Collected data
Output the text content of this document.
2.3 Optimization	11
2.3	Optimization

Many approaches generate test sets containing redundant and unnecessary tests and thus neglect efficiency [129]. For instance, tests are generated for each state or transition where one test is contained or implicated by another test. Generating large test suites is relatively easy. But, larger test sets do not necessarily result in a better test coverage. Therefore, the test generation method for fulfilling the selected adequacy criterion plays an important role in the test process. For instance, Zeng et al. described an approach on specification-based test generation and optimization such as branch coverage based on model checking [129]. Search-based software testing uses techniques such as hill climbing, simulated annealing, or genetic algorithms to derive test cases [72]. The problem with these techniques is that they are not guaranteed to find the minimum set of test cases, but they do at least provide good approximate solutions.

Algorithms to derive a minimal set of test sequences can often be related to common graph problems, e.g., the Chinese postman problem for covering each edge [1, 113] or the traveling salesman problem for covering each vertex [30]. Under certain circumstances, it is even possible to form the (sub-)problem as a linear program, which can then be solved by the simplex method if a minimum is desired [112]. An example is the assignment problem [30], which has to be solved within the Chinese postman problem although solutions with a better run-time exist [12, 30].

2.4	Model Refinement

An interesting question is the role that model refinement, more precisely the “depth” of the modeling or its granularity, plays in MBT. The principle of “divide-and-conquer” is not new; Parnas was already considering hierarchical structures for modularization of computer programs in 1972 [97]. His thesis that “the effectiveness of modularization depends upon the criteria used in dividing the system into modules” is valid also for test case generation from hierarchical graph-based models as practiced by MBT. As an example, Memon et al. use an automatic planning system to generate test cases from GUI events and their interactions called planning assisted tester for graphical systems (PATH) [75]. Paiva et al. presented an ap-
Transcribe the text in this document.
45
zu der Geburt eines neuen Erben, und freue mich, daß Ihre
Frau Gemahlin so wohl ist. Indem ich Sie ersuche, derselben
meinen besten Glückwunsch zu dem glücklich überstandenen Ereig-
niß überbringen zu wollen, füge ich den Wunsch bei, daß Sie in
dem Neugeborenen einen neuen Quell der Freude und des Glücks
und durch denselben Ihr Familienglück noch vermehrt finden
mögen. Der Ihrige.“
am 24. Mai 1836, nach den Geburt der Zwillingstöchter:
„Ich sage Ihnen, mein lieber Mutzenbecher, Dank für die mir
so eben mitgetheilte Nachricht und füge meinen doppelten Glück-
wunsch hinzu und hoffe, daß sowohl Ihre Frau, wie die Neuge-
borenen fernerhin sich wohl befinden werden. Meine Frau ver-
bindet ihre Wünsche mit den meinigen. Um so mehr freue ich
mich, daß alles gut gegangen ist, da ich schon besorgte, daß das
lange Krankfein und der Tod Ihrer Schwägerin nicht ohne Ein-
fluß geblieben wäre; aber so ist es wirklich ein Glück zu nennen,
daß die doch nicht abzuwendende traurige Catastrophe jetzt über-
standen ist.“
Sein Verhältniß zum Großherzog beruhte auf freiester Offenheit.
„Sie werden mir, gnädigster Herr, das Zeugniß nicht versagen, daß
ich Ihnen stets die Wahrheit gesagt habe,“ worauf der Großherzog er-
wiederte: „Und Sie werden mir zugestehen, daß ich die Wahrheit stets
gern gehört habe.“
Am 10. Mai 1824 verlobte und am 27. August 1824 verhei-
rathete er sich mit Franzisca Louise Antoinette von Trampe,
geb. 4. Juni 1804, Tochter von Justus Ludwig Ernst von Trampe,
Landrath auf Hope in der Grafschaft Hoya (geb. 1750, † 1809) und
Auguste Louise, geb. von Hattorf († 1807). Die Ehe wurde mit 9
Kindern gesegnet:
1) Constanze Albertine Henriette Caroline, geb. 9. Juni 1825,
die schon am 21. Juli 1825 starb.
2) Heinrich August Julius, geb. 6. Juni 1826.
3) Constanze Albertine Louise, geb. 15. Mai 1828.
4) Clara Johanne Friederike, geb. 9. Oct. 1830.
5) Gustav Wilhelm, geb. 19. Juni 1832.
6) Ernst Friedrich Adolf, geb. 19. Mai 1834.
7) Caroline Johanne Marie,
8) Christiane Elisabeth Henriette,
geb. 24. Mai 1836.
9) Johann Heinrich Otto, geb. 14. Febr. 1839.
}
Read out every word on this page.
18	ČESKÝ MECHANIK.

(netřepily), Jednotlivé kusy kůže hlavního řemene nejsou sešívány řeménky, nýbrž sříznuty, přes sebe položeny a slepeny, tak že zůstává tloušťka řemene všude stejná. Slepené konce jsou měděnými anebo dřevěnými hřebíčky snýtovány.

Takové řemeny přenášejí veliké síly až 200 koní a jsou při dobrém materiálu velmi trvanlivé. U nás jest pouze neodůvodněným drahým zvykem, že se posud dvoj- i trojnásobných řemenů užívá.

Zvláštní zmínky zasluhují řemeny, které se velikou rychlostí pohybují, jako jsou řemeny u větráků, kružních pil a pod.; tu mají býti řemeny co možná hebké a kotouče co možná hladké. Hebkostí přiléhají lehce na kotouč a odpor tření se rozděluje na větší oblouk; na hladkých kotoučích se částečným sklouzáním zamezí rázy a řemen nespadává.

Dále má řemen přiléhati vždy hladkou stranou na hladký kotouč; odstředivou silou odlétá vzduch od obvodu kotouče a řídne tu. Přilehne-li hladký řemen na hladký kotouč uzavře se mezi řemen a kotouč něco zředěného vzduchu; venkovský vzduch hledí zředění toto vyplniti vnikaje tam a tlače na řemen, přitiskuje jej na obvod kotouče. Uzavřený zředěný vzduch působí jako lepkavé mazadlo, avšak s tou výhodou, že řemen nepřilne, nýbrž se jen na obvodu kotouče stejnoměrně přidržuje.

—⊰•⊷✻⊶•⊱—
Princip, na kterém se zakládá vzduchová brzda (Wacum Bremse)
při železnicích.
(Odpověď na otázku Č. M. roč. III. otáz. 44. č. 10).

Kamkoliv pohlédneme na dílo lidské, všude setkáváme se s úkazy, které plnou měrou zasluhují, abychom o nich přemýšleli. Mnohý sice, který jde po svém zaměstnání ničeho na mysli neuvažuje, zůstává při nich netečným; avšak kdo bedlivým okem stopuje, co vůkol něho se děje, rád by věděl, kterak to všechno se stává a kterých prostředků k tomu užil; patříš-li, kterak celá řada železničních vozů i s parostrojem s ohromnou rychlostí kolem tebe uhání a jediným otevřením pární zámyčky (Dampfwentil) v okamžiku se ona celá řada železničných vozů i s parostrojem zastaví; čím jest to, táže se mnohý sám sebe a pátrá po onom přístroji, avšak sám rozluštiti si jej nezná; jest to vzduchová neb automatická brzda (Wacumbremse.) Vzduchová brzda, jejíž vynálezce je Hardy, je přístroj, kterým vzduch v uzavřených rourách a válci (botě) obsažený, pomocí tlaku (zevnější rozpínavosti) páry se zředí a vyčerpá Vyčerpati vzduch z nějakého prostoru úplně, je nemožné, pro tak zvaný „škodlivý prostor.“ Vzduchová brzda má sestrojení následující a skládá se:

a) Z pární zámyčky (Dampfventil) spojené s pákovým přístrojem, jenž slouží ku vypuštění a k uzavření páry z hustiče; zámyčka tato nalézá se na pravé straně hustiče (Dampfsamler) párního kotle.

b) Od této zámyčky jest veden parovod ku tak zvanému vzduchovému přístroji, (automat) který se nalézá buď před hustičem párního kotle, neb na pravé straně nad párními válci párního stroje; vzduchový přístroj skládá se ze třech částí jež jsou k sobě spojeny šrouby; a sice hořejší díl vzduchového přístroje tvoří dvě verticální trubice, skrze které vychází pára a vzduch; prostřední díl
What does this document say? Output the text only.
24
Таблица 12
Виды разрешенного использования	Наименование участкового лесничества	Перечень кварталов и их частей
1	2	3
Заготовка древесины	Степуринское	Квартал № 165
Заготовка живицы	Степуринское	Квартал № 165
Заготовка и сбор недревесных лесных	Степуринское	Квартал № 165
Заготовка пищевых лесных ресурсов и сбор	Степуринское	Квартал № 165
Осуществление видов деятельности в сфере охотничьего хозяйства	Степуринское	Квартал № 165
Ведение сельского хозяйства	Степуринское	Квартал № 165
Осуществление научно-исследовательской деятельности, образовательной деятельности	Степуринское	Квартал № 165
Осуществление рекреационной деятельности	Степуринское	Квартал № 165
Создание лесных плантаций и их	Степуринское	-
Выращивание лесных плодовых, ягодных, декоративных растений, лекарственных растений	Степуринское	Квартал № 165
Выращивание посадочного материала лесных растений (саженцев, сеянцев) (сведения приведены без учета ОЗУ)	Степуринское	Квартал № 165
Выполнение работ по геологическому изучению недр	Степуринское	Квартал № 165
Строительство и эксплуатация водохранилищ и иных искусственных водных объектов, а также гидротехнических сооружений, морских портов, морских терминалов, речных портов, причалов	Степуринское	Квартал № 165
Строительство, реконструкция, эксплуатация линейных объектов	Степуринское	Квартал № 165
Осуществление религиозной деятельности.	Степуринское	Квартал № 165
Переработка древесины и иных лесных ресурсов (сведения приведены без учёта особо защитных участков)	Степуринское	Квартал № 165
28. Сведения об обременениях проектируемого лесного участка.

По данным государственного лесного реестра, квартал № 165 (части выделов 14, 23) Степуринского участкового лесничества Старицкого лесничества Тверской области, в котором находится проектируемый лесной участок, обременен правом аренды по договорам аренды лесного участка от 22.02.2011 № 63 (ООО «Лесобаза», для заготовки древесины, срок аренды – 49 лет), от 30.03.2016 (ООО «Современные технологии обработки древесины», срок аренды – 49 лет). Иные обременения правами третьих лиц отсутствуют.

EXERCISE TASK
Which lines hold the word "Ernst"? Copy every one of them.

REPLY
geb. 4. Juni 1804, Tochter von Justus Ludwig Ernst von Trampe,
6) Ernst Friedrich Adolf, geb. 19. Mai 1834.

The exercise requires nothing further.